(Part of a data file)

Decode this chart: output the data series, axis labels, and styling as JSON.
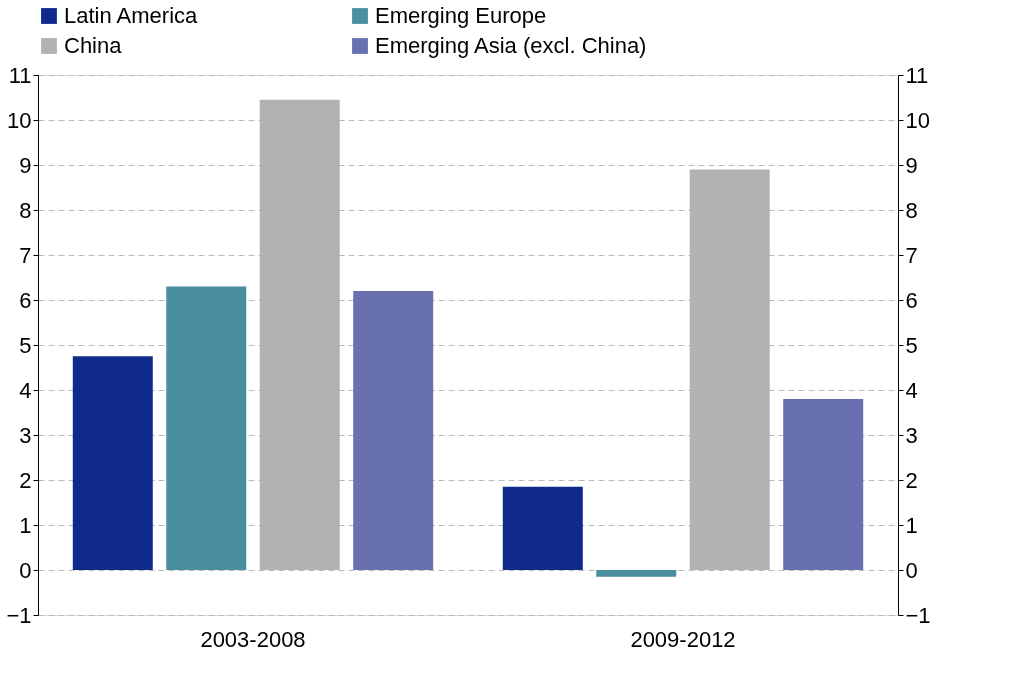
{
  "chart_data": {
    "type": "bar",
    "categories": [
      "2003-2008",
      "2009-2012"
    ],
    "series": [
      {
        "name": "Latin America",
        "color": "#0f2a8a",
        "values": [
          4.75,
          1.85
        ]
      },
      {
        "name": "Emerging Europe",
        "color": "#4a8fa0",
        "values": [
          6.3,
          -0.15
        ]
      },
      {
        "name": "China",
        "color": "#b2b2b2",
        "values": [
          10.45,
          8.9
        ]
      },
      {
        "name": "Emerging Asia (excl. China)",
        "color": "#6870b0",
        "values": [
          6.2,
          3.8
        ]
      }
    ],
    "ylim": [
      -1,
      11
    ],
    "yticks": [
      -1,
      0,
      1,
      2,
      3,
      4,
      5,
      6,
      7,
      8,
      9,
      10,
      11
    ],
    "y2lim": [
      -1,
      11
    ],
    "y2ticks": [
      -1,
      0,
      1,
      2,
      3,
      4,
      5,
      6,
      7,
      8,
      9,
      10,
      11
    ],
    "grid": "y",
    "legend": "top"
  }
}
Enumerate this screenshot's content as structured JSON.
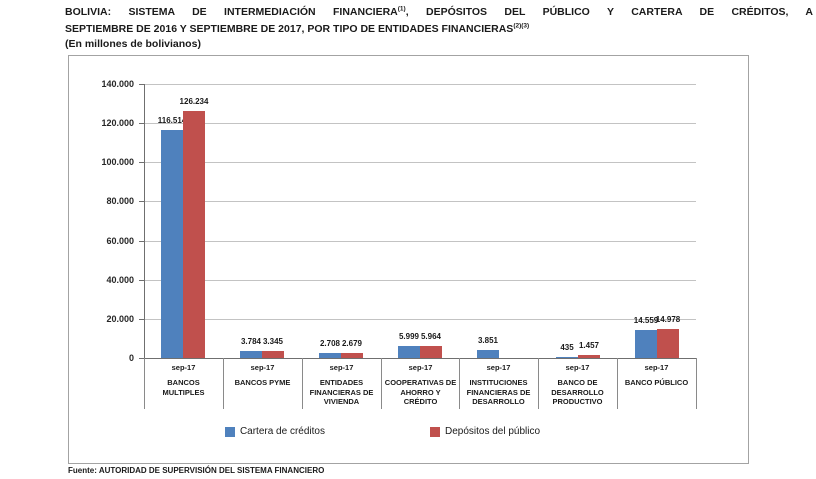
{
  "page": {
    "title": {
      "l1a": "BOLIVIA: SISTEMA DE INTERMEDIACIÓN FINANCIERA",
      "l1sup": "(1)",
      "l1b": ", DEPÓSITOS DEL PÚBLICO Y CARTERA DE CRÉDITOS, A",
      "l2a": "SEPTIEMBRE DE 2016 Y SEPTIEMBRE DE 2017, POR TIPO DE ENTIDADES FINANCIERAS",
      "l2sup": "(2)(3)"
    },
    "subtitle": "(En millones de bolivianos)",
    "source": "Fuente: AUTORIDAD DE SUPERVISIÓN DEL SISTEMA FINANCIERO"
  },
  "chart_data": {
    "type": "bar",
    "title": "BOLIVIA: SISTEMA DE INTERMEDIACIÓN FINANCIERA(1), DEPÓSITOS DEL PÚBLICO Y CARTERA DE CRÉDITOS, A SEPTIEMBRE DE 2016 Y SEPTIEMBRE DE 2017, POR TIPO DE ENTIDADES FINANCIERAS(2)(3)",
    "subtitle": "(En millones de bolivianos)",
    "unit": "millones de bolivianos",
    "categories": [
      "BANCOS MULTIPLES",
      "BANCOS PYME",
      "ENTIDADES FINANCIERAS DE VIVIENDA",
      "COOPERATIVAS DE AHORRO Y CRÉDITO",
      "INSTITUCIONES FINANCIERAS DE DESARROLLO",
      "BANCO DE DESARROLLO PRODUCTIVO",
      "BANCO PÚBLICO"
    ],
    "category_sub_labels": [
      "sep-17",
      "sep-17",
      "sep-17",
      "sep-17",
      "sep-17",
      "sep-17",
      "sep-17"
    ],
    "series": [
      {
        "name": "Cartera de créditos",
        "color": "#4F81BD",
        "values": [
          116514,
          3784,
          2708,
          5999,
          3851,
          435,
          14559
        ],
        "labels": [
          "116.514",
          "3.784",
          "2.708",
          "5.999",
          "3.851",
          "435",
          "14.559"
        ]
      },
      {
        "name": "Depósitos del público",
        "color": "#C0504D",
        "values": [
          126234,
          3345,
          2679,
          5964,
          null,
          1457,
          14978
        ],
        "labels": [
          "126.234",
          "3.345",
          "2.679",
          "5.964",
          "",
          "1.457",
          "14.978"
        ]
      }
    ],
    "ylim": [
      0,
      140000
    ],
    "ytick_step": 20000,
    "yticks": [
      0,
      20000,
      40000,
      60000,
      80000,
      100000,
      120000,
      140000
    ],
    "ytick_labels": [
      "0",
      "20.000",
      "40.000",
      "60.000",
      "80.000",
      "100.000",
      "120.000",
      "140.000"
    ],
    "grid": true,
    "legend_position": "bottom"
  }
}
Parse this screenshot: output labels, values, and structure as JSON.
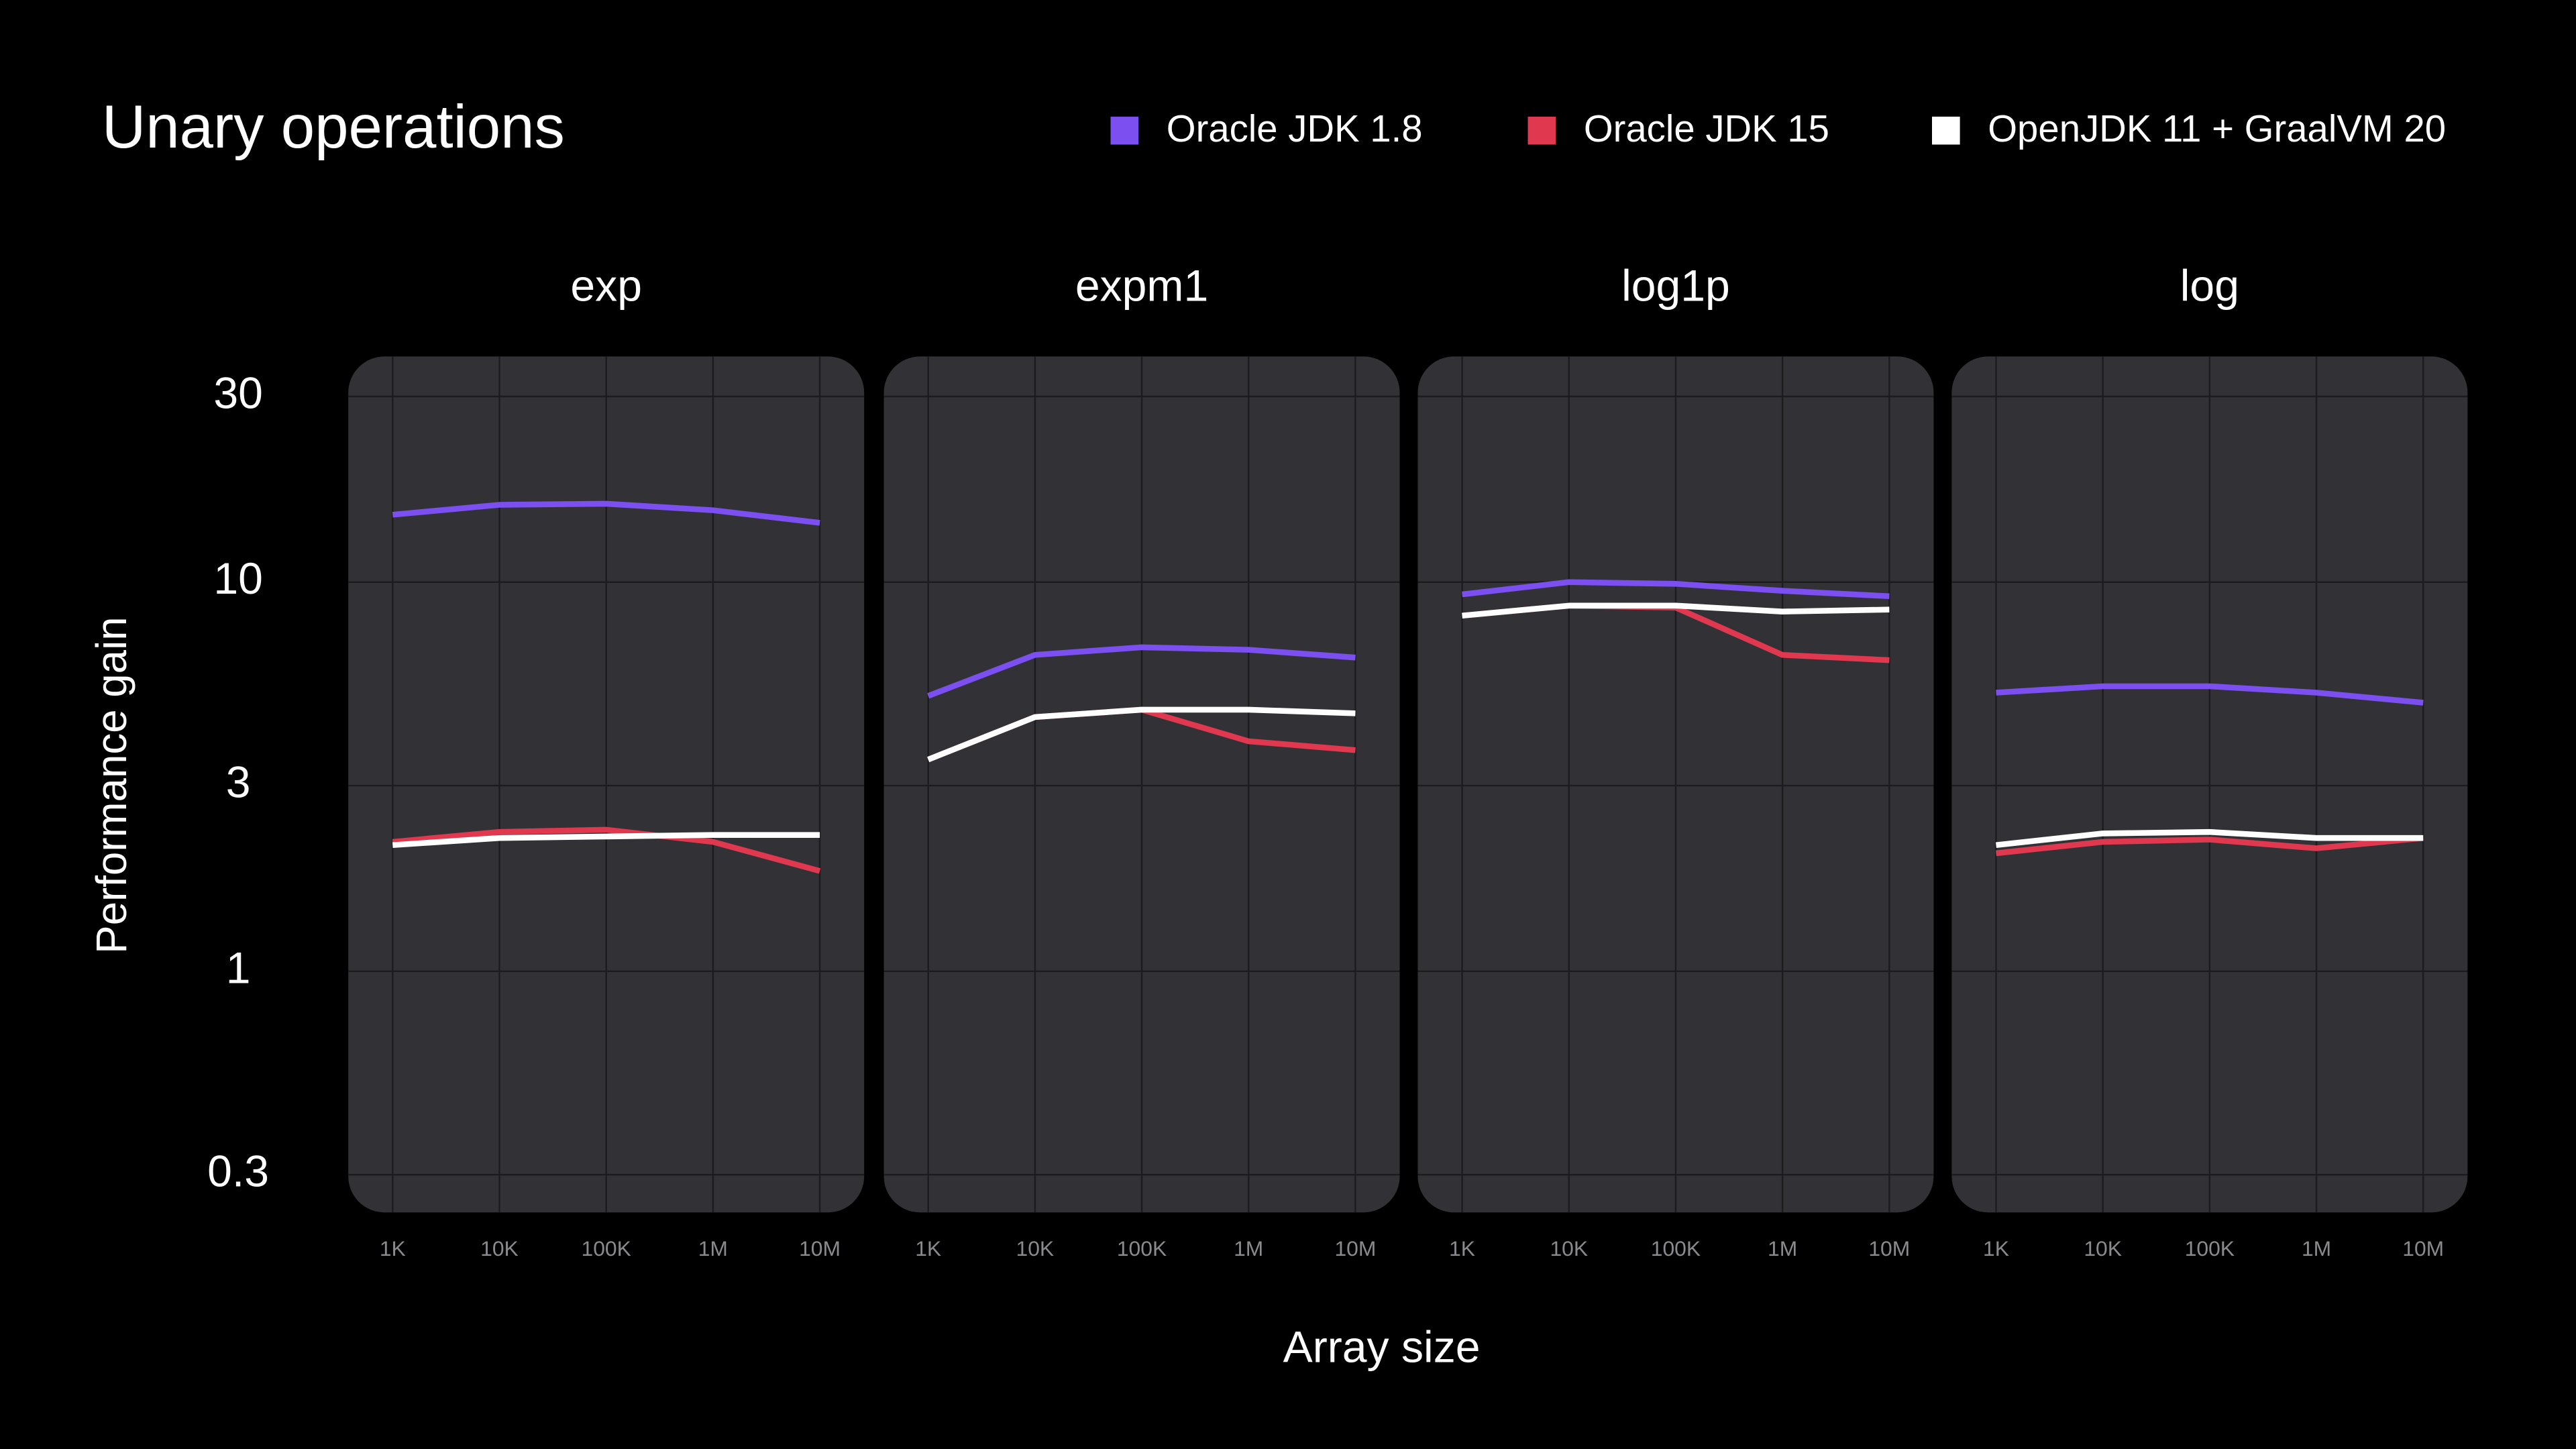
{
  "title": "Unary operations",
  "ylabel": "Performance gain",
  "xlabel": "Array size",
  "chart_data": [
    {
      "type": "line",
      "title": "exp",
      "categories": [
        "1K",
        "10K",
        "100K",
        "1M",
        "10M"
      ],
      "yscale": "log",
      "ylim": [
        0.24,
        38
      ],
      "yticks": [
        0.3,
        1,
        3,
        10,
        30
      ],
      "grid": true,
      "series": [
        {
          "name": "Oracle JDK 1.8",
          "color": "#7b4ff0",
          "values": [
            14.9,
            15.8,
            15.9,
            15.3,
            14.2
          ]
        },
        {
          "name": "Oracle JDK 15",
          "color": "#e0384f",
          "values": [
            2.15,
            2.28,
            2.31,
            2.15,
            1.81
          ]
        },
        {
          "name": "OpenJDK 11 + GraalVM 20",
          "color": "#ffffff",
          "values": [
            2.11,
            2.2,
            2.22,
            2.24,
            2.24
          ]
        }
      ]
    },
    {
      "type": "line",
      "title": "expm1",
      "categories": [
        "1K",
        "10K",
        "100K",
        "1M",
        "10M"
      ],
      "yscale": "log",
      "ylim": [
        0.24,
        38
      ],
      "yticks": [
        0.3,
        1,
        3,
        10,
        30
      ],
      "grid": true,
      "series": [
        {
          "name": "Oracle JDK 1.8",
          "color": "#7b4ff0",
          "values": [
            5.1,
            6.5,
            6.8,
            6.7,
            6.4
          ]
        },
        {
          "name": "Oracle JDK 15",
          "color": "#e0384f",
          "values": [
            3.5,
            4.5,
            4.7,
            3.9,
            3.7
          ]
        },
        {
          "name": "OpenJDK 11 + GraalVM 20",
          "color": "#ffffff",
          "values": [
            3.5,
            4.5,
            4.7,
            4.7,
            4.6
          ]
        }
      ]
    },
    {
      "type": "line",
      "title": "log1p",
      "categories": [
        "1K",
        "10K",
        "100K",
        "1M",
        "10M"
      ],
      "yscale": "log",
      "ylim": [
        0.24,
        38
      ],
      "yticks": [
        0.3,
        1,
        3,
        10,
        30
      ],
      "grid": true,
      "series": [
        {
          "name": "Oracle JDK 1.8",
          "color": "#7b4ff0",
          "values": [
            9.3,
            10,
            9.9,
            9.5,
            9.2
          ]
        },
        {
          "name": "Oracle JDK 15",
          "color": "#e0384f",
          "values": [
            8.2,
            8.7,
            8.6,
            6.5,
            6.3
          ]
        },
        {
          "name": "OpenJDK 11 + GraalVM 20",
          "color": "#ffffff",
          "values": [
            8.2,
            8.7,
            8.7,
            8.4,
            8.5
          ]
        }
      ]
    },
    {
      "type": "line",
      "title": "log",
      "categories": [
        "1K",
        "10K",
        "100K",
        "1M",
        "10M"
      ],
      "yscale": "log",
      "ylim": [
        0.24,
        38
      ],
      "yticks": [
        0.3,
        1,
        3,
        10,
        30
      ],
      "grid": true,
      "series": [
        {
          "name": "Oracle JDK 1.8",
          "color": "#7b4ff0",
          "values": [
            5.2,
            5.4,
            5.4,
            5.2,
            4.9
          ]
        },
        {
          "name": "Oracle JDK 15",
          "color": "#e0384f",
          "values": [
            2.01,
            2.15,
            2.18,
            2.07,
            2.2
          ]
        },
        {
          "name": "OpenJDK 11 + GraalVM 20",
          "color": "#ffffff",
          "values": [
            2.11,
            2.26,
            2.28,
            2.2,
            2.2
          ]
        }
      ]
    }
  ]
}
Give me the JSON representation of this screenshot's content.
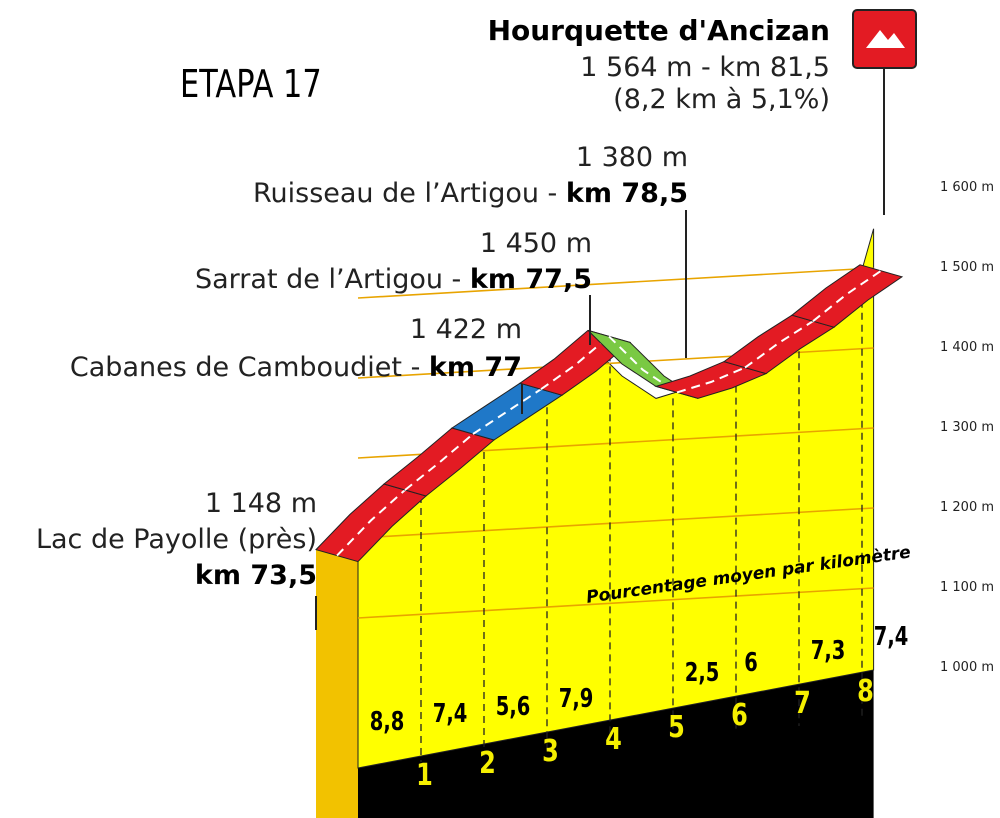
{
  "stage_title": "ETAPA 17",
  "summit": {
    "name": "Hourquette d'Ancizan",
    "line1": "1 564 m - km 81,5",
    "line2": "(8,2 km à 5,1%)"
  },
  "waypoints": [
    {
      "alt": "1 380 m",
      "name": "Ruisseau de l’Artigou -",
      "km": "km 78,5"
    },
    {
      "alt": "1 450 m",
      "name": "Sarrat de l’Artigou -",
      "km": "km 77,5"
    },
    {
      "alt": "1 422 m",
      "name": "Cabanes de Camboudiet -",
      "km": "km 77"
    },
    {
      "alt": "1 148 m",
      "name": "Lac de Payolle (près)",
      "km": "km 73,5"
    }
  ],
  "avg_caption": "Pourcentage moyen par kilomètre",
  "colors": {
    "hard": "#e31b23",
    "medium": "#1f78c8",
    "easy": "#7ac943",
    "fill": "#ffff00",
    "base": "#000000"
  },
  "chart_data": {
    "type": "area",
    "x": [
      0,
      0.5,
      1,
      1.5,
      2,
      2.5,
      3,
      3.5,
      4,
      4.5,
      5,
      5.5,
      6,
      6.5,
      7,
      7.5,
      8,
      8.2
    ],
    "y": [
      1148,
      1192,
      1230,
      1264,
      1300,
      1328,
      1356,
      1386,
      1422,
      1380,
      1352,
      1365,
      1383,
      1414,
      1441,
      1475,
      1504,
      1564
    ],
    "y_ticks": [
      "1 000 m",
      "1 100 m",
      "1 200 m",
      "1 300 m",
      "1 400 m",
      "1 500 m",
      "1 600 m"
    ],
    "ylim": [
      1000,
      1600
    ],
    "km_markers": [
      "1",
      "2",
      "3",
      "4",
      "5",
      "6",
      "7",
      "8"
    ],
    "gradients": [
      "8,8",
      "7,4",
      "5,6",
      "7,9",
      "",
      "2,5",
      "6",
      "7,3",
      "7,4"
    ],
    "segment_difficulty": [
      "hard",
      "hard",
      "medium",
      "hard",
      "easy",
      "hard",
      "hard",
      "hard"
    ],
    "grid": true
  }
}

TASK TO COMPLETE: Copy out every line holding the string "SEPTIEMBRE".

EXERCISE OUTPUT:
      "l2a": "SEPTIEMBRE DE 2016 Y SEPTIEMBRE DE 2017, POR TIPO DE ENTIDADES FINANCIERAS",
    "title": "BOLIVIA: SISTEMA DE INTERMEDIACIÓN FINANCIERA(1), DEPÓSITOS DEL PÚBLICO Y CARTERA DE CRÉDITOS, A SEPTIEMBRE DE 2016 Y SEPTIEMBRE DE 2017, POR TIPO DE ENTIDADES FINANCIERAS(2)(3)",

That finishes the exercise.